-- Short problem --
Answer these questions from the passage on transformational change in mergers and acquisitions:
1. What does change require of the executive team and advisors?
2. What was the dollar value of the merger between GE Oil and Gas and Baker Hughes?
3. In what year, with what company, and in what role did Uwem Ukpong begin his career?

-- Given passage --
Delivering transformational change is not an easy task. People and organizations are resistant to change so making that jump creates shock and panic in the system. Change requires the executive team and advisors to shift their philosophies. In a transformational integration, the process is not only based on operational imperative, but also within the context of industry trends, customers, and competitors.

To discuss the opportunities and challenges during transformational changes in M&As, the TWA HR Discussion team interviewed BHGE’s Uwem Ukpong about his experiences working on the successful combination of GE Oil and Gas and Baker Hughes.


Uwem Ukpong is the chief global operations and integration officer at BHGE, overseeing the successful integration of the $32-billion merger between GE Oil and Gas and Baker Hughes. Formerly the vice president of Baker Hughes Integration at GE Oil and Gas, Ukpong has led integration planning and previously oversaw all product lines, systems, and global operations of the GE Oil and Gas Surface business unit. He started his career in 1993 with Schlumberger in Nigeria as a petrophysicist and held several senior executive roles at Schlumberger, including human resources director for Schlumberger Corporate, vice president and regional manager of Software Integrated Solutions in Latin America, and general manager of Schlumberger Oilfield Services in Equatorial Guinea, Cameroon, Ivory Coast, and Ghana. Ukpong holds a BS in mathematics and computer science from the Federal University of Technology, Owerri, Nigeria, and a MS in petroleum engineering from Heriot-Watt University, UK.

-- Stored records --
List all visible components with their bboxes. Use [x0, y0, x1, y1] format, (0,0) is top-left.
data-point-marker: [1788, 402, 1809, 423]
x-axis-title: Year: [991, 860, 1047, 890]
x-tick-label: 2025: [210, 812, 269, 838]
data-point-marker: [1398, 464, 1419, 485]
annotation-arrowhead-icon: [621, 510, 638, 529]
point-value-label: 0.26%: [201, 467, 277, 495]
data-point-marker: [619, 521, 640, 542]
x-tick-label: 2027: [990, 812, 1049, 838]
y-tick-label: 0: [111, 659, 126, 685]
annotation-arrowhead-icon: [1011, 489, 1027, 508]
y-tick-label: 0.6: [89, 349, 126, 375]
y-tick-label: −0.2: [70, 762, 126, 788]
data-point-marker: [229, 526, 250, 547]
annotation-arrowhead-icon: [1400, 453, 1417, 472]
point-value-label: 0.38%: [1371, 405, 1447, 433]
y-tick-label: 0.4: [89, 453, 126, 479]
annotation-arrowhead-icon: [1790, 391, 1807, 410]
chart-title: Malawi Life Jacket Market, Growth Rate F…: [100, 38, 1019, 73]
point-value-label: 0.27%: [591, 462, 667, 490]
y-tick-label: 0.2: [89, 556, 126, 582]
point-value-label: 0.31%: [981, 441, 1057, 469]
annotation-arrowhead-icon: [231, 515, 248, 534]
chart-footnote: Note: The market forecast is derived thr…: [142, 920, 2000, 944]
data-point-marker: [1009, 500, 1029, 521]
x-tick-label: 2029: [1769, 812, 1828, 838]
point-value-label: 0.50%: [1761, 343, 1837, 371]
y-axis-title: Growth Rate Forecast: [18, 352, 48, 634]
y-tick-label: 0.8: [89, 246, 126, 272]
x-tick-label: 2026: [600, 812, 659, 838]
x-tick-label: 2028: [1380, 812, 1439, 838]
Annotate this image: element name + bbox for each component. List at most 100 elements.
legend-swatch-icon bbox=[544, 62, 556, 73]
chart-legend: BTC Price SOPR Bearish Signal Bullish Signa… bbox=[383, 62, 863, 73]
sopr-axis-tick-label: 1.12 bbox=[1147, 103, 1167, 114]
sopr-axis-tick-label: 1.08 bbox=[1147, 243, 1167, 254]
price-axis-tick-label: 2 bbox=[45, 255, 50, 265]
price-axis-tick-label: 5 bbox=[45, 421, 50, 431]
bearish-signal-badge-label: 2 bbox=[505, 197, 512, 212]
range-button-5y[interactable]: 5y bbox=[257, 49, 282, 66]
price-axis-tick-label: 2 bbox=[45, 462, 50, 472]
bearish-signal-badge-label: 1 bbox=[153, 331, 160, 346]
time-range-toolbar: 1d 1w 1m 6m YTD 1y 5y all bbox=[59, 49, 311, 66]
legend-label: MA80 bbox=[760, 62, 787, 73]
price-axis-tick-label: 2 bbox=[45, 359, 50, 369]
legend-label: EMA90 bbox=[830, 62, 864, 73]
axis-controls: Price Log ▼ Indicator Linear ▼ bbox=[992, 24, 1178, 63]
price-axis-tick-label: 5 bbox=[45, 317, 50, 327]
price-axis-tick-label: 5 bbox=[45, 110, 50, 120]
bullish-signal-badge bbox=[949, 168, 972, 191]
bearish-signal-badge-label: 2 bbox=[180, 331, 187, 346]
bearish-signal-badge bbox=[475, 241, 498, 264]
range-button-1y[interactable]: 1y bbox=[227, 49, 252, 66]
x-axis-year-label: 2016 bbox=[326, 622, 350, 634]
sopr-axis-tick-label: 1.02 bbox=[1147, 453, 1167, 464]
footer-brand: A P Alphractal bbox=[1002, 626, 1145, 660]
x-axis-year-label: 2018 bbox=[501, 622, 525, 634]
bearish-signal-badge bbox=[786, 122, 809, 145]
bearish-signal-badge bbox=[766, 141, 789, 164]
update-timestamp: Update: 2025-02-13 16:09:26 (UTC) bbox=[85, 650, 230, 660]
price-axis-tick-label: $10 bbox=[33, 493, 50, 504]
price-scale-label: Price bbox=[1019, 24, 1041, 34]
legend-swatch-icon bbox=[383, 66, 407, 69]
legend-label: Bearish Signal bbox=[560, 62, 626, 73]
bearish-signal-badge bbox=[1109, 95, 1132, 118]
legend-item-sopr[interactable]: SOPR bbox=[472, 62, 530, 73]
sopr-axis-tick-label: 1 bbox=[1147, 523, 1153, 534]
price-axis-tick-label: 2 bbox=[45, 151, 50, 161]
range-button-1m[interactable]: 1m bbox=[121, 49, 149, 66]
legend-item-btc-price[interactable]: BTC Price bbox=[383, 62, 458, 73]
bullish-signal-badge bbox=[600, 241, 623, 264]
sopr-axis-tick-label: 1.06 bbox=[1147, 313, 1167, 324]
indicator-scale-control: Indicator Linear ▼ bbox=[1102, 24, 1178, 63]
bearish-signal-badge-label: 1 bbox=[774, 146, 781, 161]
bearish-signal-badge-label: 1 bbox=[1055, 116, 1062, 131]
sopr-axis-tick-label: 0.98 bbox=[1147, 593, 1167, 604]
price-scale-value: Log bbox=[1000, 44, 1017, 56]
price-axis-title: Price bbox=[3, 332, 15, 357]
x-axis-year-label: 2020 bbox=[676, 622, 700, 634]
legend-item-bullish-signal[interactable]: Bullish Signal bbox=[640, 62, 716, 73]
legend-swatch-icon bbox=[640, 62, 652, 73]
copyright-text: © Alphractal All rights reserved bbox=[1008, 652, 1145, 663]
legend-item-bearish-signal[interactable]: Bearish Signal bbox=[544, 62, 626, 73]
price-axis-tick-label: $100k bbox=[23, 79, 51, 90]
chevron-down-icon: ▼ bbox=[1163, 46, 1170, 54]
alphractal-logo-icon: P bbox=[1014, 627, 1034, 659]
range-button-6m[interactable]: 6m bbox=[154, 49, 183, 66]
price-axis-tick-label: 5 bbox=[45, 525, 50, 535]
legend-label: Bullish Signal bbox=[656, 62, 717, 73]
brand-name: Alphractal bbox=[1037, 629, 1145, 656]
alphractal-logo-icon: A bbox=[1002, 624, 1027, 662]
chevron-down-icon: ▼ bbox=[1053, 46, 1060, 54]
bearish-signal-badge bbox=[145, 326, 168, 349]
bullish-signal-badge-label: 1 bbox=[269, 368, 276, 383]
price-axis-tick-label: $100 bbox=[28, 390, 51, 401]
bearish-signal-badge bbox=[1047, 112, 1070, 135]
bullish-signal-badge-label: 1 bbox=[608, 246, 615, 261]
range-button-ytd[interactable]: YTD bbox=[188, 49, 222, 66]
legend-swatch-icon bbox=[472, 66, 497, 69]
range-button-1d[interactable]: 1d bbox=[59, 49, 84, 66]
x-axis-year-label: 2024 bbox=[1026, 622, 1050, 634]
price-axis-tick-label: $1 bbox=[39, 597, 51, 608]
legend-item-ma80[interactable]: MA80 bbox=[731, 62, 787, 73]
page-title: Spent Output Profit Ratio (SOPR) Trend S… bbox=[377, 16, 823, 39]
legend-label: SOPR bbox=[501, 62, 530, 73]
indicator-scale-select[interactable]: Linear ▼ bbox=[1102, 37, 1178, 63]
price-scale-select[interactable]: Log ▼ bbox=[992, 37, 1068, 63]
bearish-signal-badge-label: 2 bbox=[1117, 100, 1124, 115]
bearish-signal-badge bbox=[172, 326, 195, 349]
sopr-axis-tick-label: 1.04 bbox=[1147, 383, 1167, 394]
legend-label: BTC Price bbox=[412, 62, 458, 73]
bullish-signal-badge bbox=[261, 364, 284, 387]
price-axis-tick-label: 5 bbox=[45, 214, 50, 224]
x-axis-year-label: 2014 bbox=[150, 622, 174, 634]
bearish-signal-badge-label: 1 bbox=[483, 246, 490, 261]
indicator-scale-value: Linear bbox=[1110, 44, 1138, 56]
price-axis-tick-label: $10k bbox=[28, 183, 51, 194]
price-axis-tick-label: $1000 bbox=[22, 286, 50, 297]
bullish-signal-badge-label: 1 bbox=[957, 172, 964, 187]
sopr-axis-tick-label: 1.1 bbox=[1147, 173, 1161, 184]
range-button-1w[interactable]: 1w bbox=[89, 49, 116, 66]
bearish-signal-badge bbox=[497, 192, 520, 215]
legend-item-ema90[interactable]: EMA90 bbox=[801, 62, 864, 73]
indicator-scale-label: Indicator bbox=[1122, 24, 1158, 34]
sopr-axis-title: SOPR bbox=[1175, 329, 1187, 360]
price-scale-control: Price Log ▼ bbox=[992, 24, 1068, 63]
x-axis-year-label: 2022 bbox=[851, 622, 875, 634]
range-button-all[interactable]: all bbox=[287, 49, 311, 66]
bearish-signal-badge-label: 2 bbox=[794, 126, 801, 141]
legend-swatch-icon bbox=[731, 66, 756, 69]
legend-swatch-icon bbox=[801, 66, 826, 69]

-- Written answer --
1. It requires them to shift their philosophies.
2. $32 billion.
3. In 1993, with Schlumberger in Nigeria, as a petrophysicist.